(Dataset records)
** START **

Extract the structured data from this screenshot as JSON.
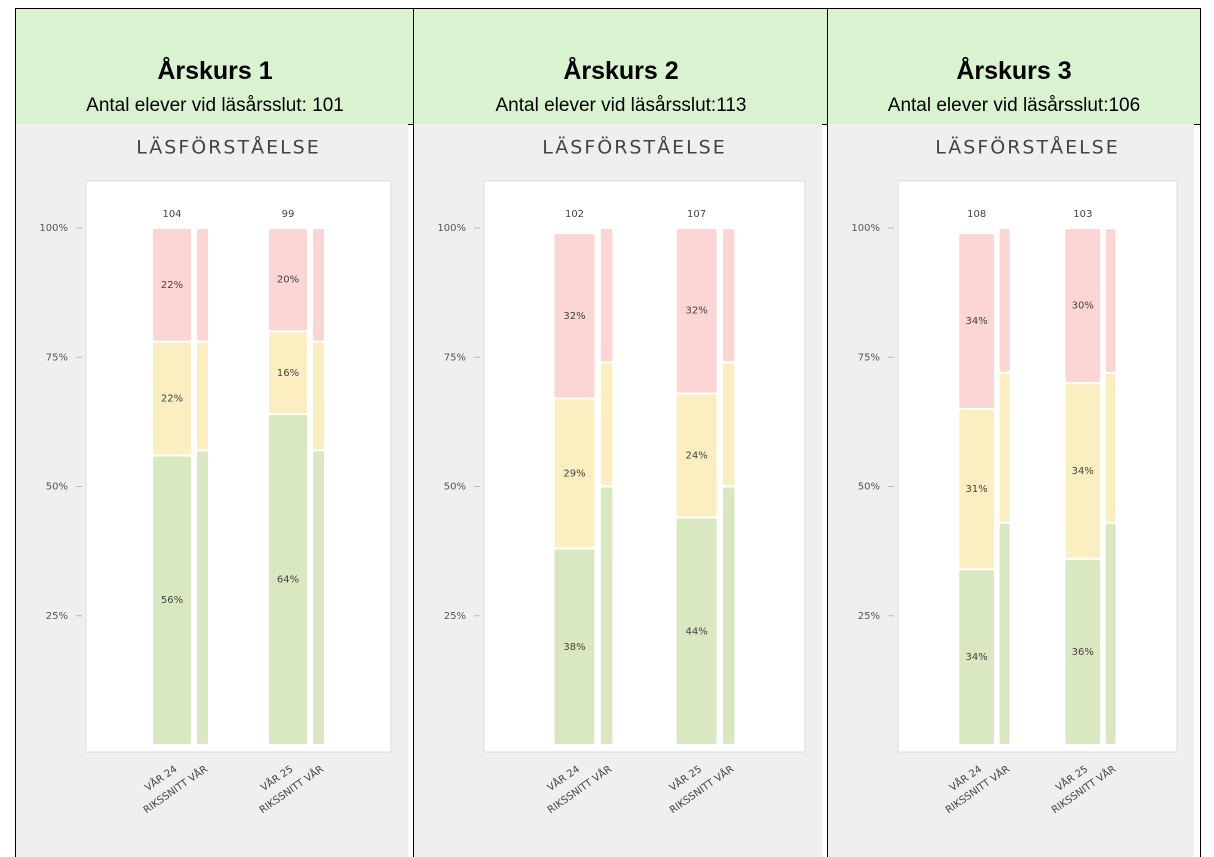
{
  "headers": [
    {
      "title": "Årskurs 1",
      "subtitle": "Antal elever vid läsårsslut: 101"
    },
    {
      "title": "Årskurs 2",
      "subtitle": "Antal elever vid läsårsslut:113"
    },
    {
      "title": "Årskurs 3",
      "subtitle": "Antal elever vid läsårsslut:106"
    }
  ],
  "chart_data": [
    {
      "type": "stacked_bar",
      "title": "LÄSFÖRSTÅELSE",
      "categories": [
        "VÅR 24",
        "RIKSSNITT VÅR",
        "VÅR 25",
        "RIKSSNITT VÅR"
      ],
      "counts": [
        104,
        null,
        99,
        null
      ],
      "ylim": [
        0,
        100
      ],
      "yticks": [
        {
          "value": 25,
          "label": "25%"
        },
        {
          "value": 50,
          "label": "50%"
        },
        {
          "value": 75,
          "label": "75%"
        },
        {
          "value": 100,
          "label": "100%"
        }
      ],
      "series": [
        {
          "color": "#d9e8c0",
          "values": [
            56,
            57,
            64,
            57
          ],
          "value_labels": [
            "56%",
            null,
            "64%",
            null
          ]
        },
        {
          "color": "#fbefc2",
          "values": [
            22,
            21,
            16,
            21
          ],
          "value_labels": [
            "22%",
            null,
            "16%",
            null
          ]
        },
        {
          "color": "#fcd5d5",
          "values": [
            22,
            22,
            20,
            22
          ],
          "value_labels": [
            "22%",
            null,
            "20%",
            null
          ]
        }
      ]
    },
    {
      "type": "stacked_bar",
      "title": "LÄSFÖRSTÅELSE",
      "categories": [
        "VÅR 24",
        "RIKSSNITT VÅR",
        "VÅR 25",
        "RIKSSNITT VÅR"
      ],
      "counts": [
        102,
        null,
        107,
        null
      ],
      "ylim": [
        0,
        100
      ],
      "yticks": [
        {
          "value": 25,
          "label": "25%"
        },
        {
          "value": 50,
          "label": "50%"
        },
        {
          "value": 75,
          "label": "75%"
        },
        {
          "value": 100,
          "label": "100%"
        }
      ],
      "series": [
        {
          "color": "#d9e8c0",
          "values": [
            38,
            50,
            44,
            50
          ],
          "value_labels": [
            "38%",
            null,
            "44%",
            null
          ]
        },
        {
          "color": "#fbefc2",
          "values": [
            29,
            24,
            24,
            24
          ],
          "value_labels": [
            "29%",
            null,
            "24%",
            null
          ]
        },
        {
          "color": "#fcd5d5",
          "values": [
            32,
            26,
            32,
            26
          ],
          "value_labels": [
            "32%",
            null,
            "32%",
            null
          ]
        }
      ]
    },
    {
      "type": "stacked_bar",
      "title": "LÄSFÖRSTÅELSE",
      "categories": [
        "VÅR 24",
        "RIKSSNITT VÅR",
        "VÅR 25",
        "RIKSSNITT VÅR"
      ],
      "counts": [
        108,
        null,
        103,
        null
      ],
      "ylim": [
        0,
        100
      ],
      "yticks": [
        {
          "value": 25,
          "label": "25%"
        },
        {
          "value": 50,
          "label": "50%"
        },
        {
          "value": 75,
          "label": "75%"
        },
        {
          "value": 100,
          "label": "100%"
        }
      ],
      "series": [
        {
          "color": "#d9e8c0",
          "values": [
            34,
            43,
            36,
            43
          ],
          "value_labels": [
            "34%",
            null,
            "36%",
            null
          ]
        },
        {
          "color": "#fbefc2",
          "values": [
            31,
            29,
            34,
            29
          ],
          "value_labels": [
            "31%",
            null,
            "34%",
            null
          ]
        },
        {
          "color": "#fcd5d5",
          "values": [
            34,
            28,
            30,
            28
          ],
          "value_labels": [
            "34%",
            null,
            "30%",
            null
          ]
        }
      ]
    }
  ]
}
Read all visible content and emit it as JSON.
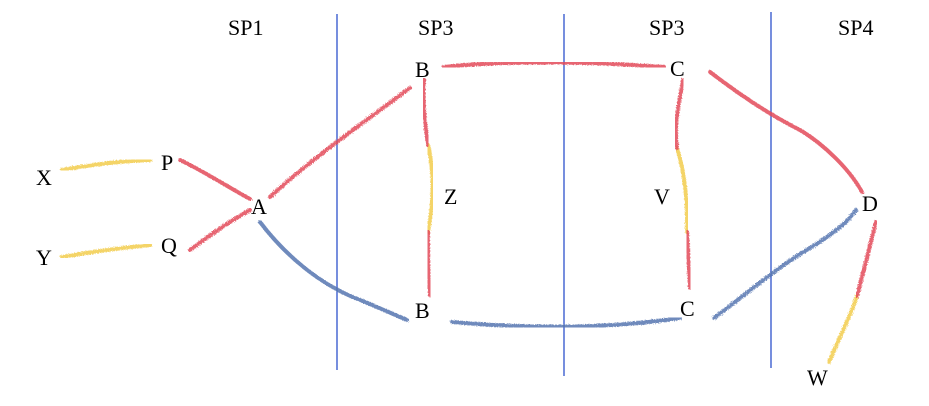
{
  "colors": {
    "red": "#e34b5a",
    "yellow": "#f2cc4c",
    "blue": "#5576b0",
    "divider": "#3d5fcf"
  },
  "columns": {
    "col1": "SP1",
    "col2": "SP3",
    "col3": "SP3",
    "col4": "SP4"
  },
  "nodes": {
    "X": "X",
    "Y": "Y",
    "P": "P",
    "Q": "Q",
    "A": "A",
    "B_top": "B",
    "B_bottom": "B",
    "Z": "Z",
    "C_top": "C",
    "C_bottom": "C",
    "V": "V",
    "D": "D",
    "W": "W"
  }
}
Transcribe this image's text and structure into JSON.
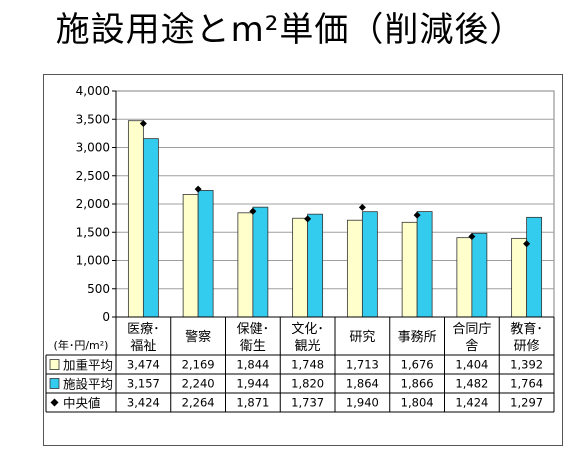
{
  "title": "施設用途とm²単価（削減後）",
  "chart_data": {
    "type": "bar",
    "title": "施設用途とm²単価（削減後）",
    "unit_label": "(年･円/m²)",
    "categories": [
      [
        "医療･",
        "福祉"
      ],
      [
        "警察"
      ],
      [
        "保健･",
        "衛生"
      ],
      [
        "文化･",
        "観光"
      ],
      [
        "研究"
      ],
      [
        "事務所"
      ],
      [
        "合同庁",
        "舎"
      ],
      [
        "教育･",
        "研修"
      ]
    ],
    "ylim": [
      0,
      4000
    ],
    "yticks": [
      0,
      500,
      1000,
      1500,
      2000,
      2500,
      3000,
      3500,
      4000
    ],
    "ytick_labels": [
      "0",
      "500",
      "1,000",
      "1,500",
      "2,000",
      "2,500",
      "3,000",
      "3,500",
      "4,000"
    ],
    "grid": true,
    "series": [
      {
        "name": "加重平均",
        "kind": "bar",
        "color": "#ffffcc",
        "values": [
          3474,
          2169,
          1844,
          1748,
          1713,
          1676,
          1404,
          1392
        ],
        "labels": [
          "3,474",
          "2,169",
          "1,844",
          "1,748",
          "1,713",
          "1,676",
          "1,404",
          "1,392"
        ]
      },
      {
        "name": "施設平均",
        "kind": "bar",
        "color": "#33ccee",
        "values": [
          3157,
          2240,
          1944,
          1820,
          1864,
          1866,
          1482,
          1764
        ],
        "labels": [
          "3,157",
          "2,240",
          "1,944",
          "1,820",
          "1,864",
          "1,866",
          "1,482",
          "1,764"
        ]
      },
      {
        "name": "中央値",
        "kind": "marker",
        "color": "#000000",
        "values": [
          3424,
          2264,
          1871,
          1737,
          1940,
          1804,
          1424,
          1297
        ],
        "labels": [
          "3,424",
          "2,264",
          "1,871",
          "1,737",
          "1,940",
          "1,804",
          "1,424",
          "1,297"
        ]
      }
    ]
  }
}
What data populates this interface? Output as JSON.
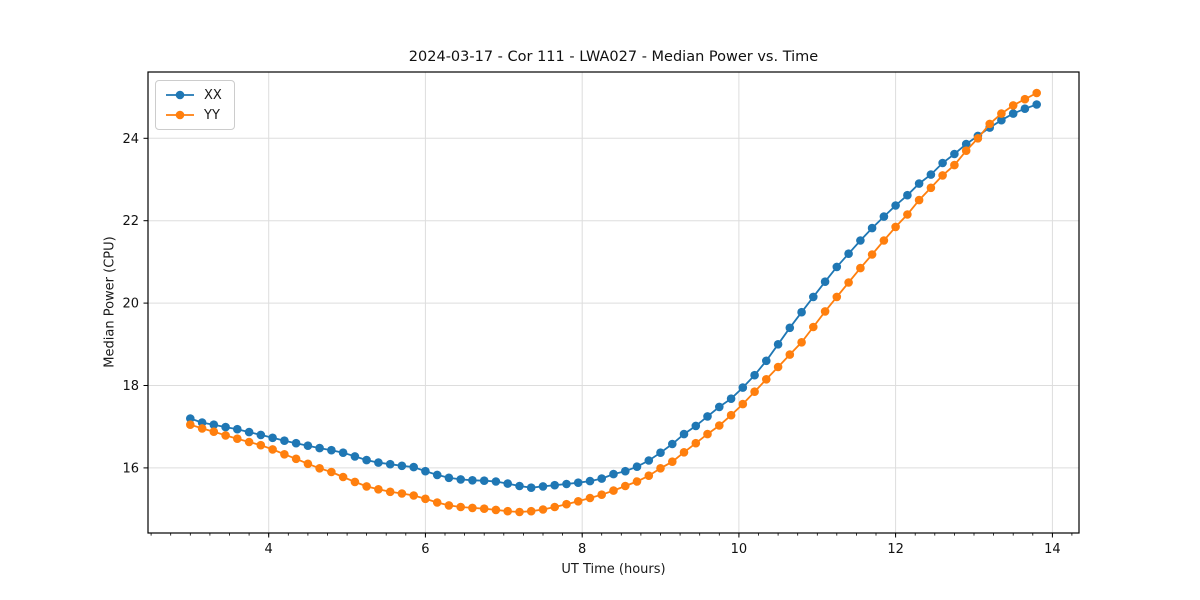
{
  "figure": {
    "title": "2024-03-17 - Cor 111 - LWA027 - Median Power vs. Time",
    "xlabel": "UT Time (hours)",
    "ylabel": "Median Power (CPU)"
  },
  "chart_data": {
    "type": "line",
    "title": "2024-03-17 - Cor 111 - LWA027 - Median Power vs. Time",
    "xlabel": "UT Time (hours)",
    "ylabel": "Median Power (CPU)",
    "xlim": [
      2.46,
      14.34
    ],
    "ylim": [
      14.42,
      25.61
    ],
    "x_ticks": [
      4,
      6,
      8,
      10,
      12,
      14
    ],
    "y_ticks": [
      16,
      18,
      20,
      22,
      24
    ],
    "x_minor_step": 0.25,
    "grid": true,
    "grid_color": "#dddddd",
    "legend_position": "upper left",
    "marker": "o",
    "x": [
      3.0,
      3.15,
      3.3,
      3.45,
      3.6,
      3.75,
      3.9,
      4.05,
      4.2,
      4.35,
      4.5,
      4.65,
      4.8,
      4.95,
      5.1,
      5.25,
      5.4,
      5.55,
      5.7,
      5.85,
      6.0,
      6.15,
      6.3,
      6.45,
      6.6,
      6.75,
      6.9,
      7.05,
      7.2,
      7.35,
      7.5,
      7.65,
      7.8,
      7.95,
      8.1,
      8.25,
      8.4,
      8.55,
      8.7,
      8.85,
      9.0,
      9.15,
      9.3,
      9.45,
      9.6,
      9.75,
      9.9,
      10.05,
      10.2,
      10.35,
      10.5,
      10.65,
      10.8,
      10.95,
      11.1,
      11.25,
      11.4,
      11.55,
      11.7,
      11.85,
      12.0,
      12.15,
      12.3,
      12.45,
      12.6,
      12.75,
      12.9,
      13.05,
      13.2,
      13.35,
      13.5,
      13.65,
      13.8
    ],
    "series": [
      {
        "name": "XX",
        "color": "#1f77b4",
        "values": [
          17.2,
          17.1,
          17.05,
          16.99,
          16.94,
          16.87,
          16.8,
          16.73,
          16.66,
          16.6,
          16.54,
          16.48,
          16.43,
          16.37,
          16.28,
          16.19,
          16.13,
          16.09,
          16.05,
          16.02,
          15.92,
          15.83,
          15.76,
          15.72,
          15.7,
          15.69,
          15.67,
          15.62,
          15.56,
          15.52,
          15.55,
          15.58,
          15.61,
          15.64,
          15.68,
          15.74,
          15.85,
          15.92,
          16.03,
          16.18,
          16.37,
          16.58,
          16.82,
          17.02,
          17.25,
          17.48,
          17.68,
          17.95,
          18.25,
          18.6,
          19.0,
          19.4,
          19.78,
          20.15,
          20.52,
          20.88,
          21.2,
          21.52,
          21.82,
          22.1,
          22.37,
          22.62,
          22.9,
          23.12,
          23.4,
          23.62,
          23.86,
          24.06,
          24.26,
          24.44,
          24.6,
          24.72,
          24.82
        ]
      },
      {
        "name": "YY",
        "color": "#ff7f0e",
        "values": [
          17.05,
          16.96,
          16.88,
          16.79,
          16.71,
          16.63,
          16.55,
          16.45,
          16.33,
          16.22,
          16.1,
          15.99,
          15.9,
          15.78,
          15.66,
          15.55,
          15.48,
          15.42,
          15.38,
          15.33,
          15.25,
          15.16,
          15.09,
          15.05,
          15.03,
          15.01,
          14.98,
          14.95,
          14.93,
          14.95,
          14.99,
          15.05,
          15.12,
          15.19,
          15.27,
          15.35,
          15.45,
          15.56,
          15.67,
          15.81,
          15.99,
          16.15,
          16.38,
          16.6,
          16.82,
          17.03,
          17.28,
          17.55,
          17.85,
          18.15,
          18.45,
          18.75,
          19.05,
          19.42,
          19.8,
          20.15,
          20.5,
          20.85,
          21.18,
          21.52,
          21.85,
          22.15,
          22.5,
          22.8,
          23.1,
          23.35,
          23.7,
          24.0,
          24.35,
          24.6,
          24.8,
          24.95,
          25.1
        ]
      }
    ]
  }
}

** END **

| Task directions |
Go through the material and select each line with the string "Antal" in it.

| Finished answer |
      "subtitle": "Antal elever vid läsårsslut: 101"
      "subtitle": "Antal elever vid läsårsslut:113"
      "subtitle": "Antal elever vid läsårsslut:106"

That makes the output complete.